== PROBLEM DESCRIPTION ==
Print only the line with "Extract the structured" and the lines after it, ending with the last line of the material, each exactly as it stands.

== RAW RECORDS ==

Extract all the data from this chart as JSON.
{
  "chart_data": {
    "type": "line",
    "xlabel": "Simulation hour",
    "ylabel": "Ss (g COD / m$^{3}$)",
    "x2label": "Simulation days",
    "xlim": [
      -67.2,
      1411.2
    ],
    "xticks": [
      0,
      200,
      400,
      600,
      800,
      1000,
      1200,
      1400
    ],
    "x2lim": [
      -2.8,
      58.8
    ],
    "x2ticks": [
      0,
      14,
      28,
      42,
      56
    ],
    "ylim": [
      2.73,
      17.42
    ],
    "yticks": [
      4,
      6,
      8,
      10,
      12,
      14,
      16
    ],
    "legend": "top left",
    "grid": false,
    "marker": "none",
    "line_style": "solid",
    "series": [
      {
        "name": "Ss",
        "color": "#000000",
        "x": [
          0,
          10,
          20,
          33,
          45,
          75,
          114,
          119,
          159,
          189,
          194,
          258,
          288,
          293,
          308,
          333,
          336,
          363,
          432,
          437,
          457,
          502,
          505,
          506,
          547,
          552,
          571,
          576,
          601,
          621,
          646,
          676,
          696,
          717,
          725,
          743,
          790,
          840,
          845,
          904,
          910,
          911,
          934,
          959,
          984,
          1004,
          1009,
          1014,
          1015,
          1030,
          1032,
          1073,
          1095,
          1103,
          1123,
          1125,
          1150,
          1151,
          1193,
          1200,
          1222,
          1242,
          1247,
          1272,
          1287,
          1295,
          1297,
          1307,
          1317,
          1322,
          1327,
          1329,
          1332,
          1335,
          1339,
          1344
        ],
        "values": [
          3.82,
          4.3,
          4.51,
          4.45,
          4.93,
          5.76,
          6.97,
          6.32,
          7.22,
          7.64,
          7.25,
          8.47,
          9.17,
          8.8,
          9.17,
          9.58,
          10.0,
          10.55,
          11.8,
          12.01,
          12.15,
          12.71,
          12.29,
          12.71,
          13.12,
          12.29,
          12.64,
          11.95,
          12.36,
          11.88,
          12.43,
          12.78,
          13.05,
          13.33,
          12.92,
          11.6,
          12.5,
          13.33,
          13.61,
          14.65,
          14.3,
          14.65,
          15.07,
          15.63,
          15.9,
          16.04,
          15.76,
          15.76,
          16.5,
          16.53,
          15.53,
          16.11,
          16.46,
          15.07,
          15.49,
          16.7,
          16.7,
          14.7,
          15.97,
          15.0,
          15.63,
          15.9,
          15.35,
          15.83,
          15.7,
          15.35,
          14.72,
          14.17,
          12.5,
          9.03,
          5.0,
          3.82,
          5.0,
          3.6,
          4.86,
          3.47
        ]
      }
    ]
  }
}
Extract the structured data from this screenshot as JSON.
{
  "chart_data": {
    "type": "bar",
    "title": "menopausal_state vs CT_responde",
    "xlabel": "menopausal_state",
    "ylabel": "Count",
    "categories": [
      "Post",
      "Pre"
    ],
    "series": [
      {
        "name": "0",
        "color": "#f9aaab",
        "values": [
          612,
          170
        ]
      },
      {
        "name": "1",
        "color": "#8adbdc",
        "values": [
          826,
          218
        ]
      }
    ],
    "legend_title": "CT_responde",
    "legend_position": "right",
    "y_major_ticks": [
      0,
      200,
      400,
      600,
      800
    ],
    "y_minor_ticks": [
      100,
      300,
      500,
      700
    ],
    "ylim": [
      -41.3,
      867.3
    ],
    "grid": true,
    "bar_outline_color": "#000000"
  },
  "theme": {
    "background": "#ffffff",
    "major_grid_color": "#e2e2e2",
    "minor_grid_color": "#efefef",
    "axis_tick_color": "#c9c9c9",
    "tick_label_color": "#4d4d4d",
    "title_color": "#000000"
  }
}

== ANSWER FOR THE TASK ==
Extract the structured data from this screenshot as JSON.
{
  "chart_data": {
    "type": "bar",
    "title": "menopausal_state vs CT_responde",
    "xlabel": "menopausal_state",
    "ylabel": "Count",
    "categories": [
      "Post",
      "Pre"
    ],
    "series": [
      {
        "name": "0",
        "color": "#f9aaab",
        "values": [
          612,
          170
        ]
      },
      {
        "name": "1",
        "color": "#8adbdc",
        "values": [
          826,
          218
        ]
      }
    ],
    "legend_title": "CT_responde",
    "legend_position": "right",
    "y_major_ticks": [
      0,
      200,
      400,
      600,
      800
    ],
    "y_minor_ticks": [
      100,
      300,
      500,
      700
    ],
    "ylim": [
      -41.3,
      867.3
    ],
    "grid": true,
    "bar_outline_color": "#000000"
  },
  "theme": {
    "background": "#ffffff",
    "major_grid_color": "#e2e2e2",
    "minor_grid_color": "#efefef",
    "axis_tick_color": "#c9c9c9",
    "tick_label_color": "#4d4d4d",
    "title_color": "#000000"
  }
}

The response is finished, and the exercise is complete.